### Consignes à suivre
Prolongez l'extrait sur l'écotaxe en reprenant juste après sa dernière phrase.

### Extrait fourni
++++++++
Par ailleurs, il faut dire clairement qu’il y a eu des manipulations politiques grossières autour de l’écotaxe. Par courtoisie, je ne citerai cependant pas le nom de mon collègue – qui est absent.

J’ajoute que la gratuité des routes en Bretagne est un principe acquis et ancré dans les esprits, depuis Anne de Bretagne jusqu’au discours du général de Gaulle à Quimper en février 1969, qui l’a réaffirmé sans ambiguïté.

Les Bretons ne sont pas de mauvais citoyens ; ils acquittent l’impôt comme tout le monde. Mais le sentiment qui prévaut aujourd’hui est que l’on réinvente le fermier général sous les traits d’Ecomouv’. Historiquement, les fermiers généraux ont toujours été bien rémunérés ... il semble que cela n’ait guère changé ! En outre, la répercussion de la taxe sur le chargeur, et donc le producteur, donne le sentiment qu’il s’agit non d’un impôt sur le transport, mais d’un impôt sur la production – puisque ce sont ceux qui produisent et qui chargent qui le payent ; les transporteurs n’ayant finalement qu’un rôle de collecteur. Il apparaît donc comme une taxe à la production, et cela au moment même où l’on appelle au redressement productif.

Il est vrai qu’il faut financer nos infrastructures – en Bretagne comme ailleurs. La question qui se pose est de savoir comment trouver des financements sans peser sur la production. Sans doute les gouvernements successifs ont-ils pensé qu’il serait plus aisé de répercuter la taxe sur les producteurs, qui n’ont pas les mêmes possibilités que les transporteurs pour bloquer le pays. C’est pourtant sur le transport que la taxe devait être perçue. Pour éviter la taxation des producteurs et des chargeurs, et compte tenu des difficultés d’un certain nombre d’entreprises de transport, pourquoi ne pas mettre à contribution la grande distribution, qui est à la fois l’un des grands utilisateurs de transports et l’un des secteurs les plus prospères du pays ?

M. Gilles Lurton. Il est vrai que la Bretagne bénéficie d’un réseau routier gratuit, mais les transporteurs bretons répercutent cette gratuité sur les prix qu’ils pratiquent, comme les transporteurs qui opèrent sur le réseau concédé répercutent le coût des péages sur leurs clients.

L’écotaxe avait pour but de favoriser le recours à des engins moins polluants et de participer à l’entretien du réseau de transports, principes que nous pouvons approuver. Mais pourquoi avoir choisi de confier la gestion du système à une société privée ? Comment la société Ecomouv’ a-t-elle été choisie ?

Ma deuxième question porte sur le coût de la rémunération d’Ecomouv’. Je rappelle que le contrat prévoit des recettes de l’ordre de 1,2 milliard d’euros par an pendant treize ans, et qu’Ecomouv’ doit toucher 230 millions d’euros, soit 22 % du montant total de la taxe.

Enfin, quelles seraient les conséquences de l’abandon de l’écotaxe ?
++++++++
### Données fournies
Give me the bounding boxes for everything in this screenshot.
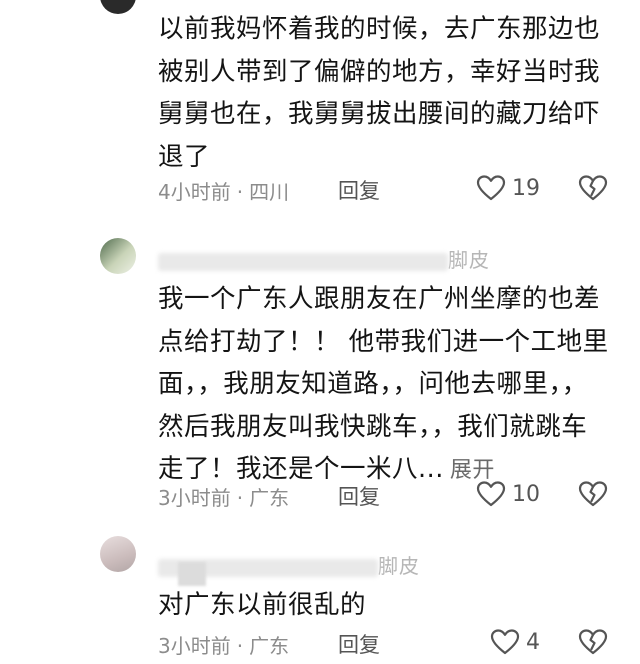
++++++++
### Réponse à l'exercice
M. Philippe Bies. Vous avez évoqué à plusieurs reprises la complexité du dispositif. Ces difficultés avaient-elles été anticipées dans la définition du projet initial ? Il semble qu’elles aient été sous-estimées. Quelles en sont les raisons ? La question se pose d’autant plus que c’est sur cet argument que certains se sont fondés pour ralentir la mise en œuvre du dispositif, le revoir et finalement le rendre plus complexe. Aurait-il fallu lancer plus rapidement des expérimentations, notamment des expérimentations à blanc dans les régions volontaires, non seulement pour éprouver le dispositif, mais aussi pour installer ces portiques dans le paysage et leur donner la légitimité dont ils sont aujourd’hui dépourvus ? Cette hypothèse, qui aurait sans doute conduit à une instauration par régions de l’écotaxe et a été évoquée par le ministre la semaine dernière, vous apparaît-elle comme une possible solution pour relancer l’écotaxe, en commençant par les régions qui l’attendent – comme l’Alsace ?

Le report modal ne peut être l’unique objectif de cette écotaxe ou « pollutaxe ». J’emploie ce terme à dessein, car, si nous voulons travailler sur un nouvel outil, il faut que son objectif soit de faire payer ceux qui abîment les routes.

M. Éric Straumann. Vous dites que le taux kilométrique de la taxe est plus faible en France qu’en Allemagne. C’est bien là un problème pour l’Alsace, car les poids lourds resteront du côté français. Y aviez-vous pensé à l’époque ? Il serait souhaitable d’auditionner les autorités allemandes ou l’opérateur allemand pour bénéficier de leur retour d’expérience, sachant que les Allemands ont aussi choisi la voie du PPP. En ce qui concerne notre pays, j’imagine mal les services douaniers s’engager dans un processus technique aussi complexe : notre administration ne dispose sans doute pas des moyens nécessaires pour le mener à bien.

M. Gilles Savary. Il est de bon augure de vous entendre soutenir aussi fermement l’écotaxe. Puissiez-vous avoir quelque influence auprès de ceux de vos collègues qui l’ont fait sombrer en Bretagne, en particulier dans le monde agricole.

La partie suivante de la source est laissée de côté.